■ Problem requirements
Copy out all lines of the records in which the word "Safety" appears.

■ Extracted records
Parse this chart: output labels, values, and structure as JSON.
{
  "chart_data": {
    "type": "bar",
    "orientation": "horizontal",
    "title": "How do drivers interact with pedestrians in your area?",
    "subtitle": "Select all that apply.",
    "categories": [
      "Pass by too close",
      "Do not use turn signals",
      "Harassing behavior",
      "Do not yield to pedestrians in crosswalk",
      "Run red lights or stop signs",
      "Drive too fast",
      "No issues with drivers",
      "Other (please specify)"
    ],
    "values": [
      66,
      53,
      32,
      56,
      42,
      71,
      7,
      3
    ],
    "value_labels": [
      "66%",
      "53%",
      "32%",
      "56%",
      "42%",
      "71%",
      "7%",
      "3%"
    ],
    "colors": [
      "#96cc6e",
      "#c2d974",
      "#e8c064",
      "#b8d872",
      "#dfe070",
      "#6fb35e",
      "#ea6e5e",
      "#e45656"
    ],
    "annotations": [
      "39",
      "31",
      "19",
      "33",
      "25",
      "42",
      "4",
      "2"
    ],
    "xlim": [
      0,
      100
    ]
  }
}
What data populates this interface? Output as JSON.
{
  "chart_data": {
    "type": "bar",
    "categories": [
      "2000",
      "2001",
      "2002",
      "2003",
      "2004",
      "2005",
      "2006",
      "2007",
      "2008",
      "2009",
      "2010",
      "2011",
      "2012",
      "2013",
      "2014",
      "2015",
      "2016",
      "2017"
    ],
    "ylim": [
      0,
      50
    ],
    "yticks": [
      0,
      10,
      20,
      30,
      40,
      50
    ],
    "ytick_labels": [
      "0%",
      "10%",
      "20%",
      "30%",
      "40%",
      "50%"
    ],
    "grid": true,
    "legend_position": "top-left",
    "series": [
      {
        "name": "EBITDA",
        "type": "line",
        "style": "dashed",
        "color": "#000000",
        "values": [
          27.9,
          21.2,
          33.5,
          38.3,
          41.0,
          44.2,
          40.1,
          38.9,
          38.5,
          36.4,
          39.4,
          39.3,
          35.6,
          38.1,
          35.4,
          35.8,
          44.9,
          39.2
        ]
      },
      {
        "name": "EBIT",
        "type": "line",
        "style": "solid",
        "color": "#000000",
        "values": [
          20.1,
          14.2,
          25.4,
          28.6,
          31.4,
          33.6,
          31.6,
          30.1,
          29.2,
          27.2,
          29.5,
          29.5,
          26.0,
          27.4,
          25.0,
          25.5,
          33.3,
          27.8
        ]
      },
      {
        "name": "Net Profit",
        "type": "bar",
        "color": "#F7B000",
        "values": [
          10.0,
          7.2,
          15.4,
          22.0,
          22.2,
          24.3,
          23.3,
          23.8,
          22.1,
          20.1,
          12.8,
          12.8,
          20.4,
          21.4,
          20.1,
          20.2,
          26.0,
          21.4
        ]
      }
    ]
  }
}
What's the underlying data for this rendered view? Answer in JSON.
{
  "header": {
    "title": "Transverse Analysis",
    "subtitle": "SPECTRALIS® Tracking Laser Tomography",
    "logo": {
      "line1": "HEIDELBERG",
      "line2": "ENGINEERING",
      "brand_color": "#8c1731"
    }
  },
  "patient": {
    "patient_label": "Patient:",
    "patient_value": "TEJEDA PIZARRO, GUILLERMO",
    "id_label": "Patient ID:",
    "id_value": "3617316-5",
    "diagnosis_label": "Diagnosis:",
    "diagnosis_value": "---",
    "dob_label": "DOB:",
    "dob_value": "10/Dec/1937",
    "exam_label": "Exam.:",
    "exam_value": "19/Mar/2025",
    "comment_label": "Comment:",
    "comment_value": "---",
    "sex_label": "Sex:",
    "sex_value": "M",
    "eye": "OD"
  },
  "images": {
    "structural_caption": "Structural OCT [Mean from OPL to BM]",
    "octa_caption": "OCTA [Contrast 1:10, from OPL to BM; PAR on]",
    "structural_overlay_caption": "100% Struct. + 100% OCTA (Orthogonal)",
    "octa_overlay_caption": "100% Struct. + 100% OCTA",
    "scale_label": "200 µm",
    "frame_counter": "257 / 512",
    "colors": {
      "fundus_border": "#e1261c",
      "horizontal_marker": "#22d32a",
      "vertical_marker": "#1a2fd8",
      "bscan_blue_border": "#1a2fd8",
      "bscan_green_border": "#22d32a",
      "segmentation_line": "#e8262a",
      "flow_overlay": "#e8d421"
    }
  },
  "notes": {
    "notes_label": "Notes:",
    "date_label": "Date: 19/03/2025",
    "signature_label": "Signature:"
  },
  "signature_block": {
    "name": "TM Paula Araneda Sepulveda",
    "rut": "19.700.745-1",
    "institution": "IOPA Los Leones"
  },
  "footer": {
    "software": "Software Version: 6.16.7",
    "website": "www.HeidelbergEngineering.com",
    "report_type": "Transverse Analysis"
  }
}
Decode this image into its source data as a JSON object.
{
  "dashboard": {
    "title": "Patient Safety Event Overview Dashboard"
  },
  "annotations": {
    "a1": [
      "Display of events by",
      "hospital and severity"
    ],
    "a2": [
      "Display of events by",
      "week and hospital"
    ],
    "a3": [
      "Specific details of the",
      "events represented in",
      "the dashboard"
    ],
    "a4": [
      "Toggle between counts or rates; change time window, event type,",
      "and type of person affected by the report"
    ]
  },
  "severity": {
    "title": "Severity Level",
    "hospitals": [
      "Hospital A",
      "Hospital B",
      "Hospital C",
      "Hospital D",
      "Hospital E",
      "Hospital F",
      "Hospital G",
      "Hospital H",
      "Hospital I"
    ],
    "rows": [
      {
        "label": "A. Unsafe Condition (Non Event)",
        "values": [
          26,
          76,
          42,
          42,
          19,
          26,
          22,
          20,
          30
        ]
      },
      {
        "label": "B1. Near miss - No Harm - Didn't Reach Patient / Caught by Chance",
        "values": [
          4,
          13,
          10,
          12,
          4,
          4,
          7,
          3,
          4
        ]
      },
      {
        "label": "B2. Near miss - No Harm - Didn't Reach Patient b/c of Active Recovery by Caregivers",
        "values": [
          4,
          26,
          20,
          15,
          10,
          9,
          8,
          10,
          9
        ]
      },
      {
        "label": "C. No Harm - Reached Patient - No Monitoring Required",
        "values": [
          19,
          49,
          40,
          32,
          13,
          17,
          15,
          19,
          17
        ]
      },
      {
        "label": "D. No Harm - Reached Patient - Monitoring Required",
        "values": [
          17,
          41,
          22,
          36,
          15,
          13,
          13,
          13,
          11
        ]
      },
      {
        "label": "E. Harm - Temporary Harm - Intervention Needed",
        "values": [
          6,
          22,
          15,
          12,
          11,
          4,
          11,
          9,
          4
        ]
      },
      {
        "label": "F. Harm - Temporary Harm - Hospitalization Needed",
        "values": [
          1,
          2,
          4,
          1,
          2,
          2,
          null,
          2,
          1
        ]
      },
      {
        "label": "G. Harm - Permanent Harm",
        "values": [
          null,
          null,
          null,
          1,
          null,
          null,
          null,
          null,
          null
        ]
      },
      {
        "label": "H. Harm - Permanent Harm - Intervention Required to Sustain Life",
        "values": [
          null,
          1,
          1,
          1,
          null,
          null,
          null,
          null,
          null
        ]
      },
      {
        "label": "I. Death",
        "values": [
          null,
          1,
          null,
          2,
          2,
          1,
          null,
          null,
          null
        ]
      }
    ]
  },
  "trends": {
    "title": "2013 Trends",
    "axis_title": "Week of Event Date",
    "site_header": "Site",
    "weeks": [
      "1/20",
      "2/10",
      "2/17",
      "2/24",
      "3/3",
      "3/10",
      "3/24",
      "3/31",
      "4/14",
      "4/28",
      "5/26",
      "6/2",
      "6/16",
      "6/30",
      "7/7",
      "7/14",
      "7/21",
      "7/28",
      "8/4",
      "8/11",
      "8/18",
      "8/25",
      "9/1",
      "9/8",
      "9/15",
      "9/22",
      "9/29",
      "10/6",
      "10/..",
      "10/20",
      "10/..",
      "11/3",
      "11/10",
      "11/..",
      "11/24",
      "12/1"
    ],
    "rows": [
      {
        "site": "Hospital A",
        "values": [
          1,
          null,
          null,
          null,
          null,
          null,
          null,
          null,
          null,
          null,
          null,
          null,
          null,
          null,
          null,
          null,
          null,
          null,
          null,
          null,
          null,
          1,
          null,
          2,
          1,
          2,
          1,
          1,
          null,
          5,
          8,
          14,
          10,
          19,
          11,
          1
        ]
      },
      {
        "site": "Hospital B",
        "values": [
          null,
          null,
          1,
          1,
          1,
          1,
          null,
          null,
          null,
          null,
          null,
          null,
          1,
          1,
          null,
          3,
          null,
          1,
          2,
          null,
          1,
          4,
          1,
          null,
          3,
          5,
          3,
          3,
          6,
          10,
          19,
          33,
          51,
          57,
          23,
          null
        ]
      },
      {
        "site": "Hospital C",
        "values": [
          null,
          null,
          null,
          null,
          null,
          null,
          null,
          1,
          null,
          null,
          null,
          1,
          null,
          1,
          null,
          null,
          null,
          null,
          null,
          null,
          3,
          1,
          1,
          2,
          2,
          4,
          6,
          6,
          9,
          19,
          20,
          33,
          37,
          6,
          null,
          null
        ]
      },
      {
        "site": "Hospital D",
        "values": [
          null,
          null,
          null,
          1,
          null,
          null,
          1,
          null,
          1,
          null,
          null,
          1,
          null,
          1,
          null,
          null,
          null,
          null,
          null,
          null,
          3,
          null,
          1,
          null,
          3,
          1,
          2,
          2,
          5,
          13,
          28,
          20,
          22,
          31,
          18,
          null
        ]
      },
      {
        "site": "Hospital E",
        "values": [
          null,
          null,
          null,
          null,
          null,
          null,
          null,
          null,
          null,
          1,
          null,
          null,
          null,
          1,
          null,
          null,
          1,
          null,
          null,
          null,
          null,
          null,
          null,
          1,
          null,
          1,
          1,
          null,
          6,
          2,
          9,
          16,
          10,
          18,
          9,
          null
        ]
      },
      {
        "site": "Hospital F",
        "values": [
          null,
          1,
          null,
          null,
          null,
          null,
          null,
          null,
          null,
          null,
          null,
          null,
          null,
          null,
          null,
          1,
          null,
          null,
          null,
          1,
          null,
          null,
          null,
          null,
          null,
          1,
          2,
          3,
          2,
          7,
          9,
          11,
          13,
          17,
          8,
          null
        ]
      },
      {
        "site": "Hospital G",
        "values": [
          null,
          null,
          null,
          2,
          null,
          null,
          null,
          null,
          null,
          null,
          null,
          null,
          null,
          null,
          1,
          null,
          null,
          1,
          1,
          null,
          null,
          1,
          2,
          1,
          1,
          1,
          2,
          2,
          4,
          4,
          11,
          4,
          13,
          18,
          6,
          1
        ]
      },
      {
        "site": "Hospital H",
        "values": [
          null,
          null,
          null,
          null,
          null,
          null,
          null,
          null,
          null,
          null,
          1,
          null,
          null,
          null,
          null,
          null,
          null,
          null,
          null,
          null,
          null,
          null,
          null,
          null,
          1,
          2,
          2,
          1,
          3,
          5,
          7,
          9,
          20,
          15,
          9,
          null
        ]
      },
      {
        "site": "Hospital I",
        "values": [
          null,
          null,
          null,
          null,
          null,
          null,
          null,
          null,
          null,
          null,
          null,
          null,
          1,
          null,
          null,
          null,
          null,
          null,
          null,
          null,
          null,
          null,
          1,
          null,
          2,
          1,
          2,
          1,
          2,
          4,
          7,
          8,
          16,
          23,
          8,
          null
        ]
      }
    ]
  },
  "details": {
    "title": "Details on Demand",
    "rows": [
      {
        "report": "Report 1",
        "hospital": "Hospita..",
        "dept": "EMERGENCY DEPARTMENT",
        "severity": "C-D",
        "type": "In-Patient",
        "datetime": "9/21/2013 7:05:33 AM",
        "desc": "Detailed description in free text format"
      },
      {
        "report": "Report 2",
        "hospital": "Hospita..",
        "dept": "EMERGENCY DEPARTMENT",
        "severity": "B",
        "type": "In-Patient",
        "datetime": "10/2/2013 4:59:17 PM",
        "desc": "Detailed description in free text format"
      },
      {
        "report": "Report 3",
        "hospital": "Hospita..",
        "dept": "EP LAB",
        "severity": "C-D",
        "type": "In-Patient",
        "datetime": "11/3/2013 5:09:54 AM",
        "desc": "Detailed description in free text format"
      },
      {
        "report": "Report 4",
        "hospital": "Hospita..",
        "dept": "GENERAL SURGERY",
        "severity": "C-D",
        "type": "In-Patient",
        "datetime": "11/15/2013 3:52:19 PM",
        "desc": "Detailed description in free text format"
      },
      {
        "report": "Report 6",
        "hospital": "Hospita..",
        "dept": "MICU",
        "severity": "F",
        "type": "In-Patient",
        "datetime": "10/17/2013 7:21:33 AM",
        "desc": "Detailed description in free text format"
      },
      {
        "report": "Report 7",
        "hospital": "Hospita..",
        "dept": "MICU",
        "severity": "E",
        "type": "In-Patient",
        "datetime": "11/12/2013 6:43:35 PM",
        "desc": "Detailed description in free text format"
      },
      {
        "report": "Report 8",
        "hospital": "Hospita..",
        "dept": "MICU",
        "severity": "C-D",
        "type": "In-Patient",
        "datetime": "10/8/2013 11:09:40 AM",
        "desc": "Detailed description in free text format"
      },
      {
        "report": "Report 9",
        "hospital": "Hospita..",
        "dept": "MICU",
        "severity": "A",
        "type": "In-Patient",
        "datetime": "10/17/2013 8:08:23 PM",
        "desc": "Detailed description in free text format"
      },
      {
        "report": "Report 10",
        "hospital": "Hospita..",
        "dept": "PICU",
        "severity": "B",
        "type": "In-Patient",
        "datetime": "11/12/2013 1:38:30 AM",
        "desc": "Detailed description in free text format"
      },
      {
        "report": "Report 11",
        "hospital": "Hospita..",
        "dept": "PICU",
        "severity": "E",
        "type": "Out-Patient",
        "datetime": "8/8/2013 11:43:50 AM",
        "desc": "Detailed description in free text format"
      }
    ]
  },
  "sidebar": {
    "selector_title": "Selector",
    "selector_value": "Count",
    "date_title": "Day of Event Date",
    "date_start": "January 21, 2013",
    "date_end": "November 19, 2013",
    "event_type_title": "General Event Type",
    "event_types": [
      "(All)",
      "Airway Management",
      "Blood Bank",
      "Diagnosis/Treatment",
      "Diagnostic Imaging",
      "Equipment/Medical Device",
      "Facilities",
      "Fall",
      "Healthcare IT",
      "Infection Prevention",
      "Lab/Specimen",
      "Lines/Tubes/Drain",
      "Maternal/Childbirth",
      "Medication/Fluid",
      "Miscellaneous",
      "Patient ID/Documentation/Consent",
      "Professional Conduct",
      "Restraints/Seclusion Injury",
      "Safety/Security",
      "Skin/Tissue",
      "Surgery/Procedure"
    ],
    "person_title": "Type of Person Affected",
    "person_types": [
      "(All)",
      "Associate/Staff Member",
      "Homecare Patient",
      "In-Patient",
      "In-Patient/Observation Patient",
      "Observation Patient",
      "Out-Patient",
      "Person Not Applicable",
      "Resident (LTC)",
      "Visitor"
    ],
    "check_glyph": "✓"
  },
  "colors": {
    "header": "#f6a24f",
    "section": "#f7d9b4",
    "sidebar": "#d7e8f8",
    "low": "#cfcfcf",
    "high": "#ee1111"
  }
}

■ Solution for this exercise
    "title": "Patient Safety Event Overview Dashboard"
      "Safety/Security",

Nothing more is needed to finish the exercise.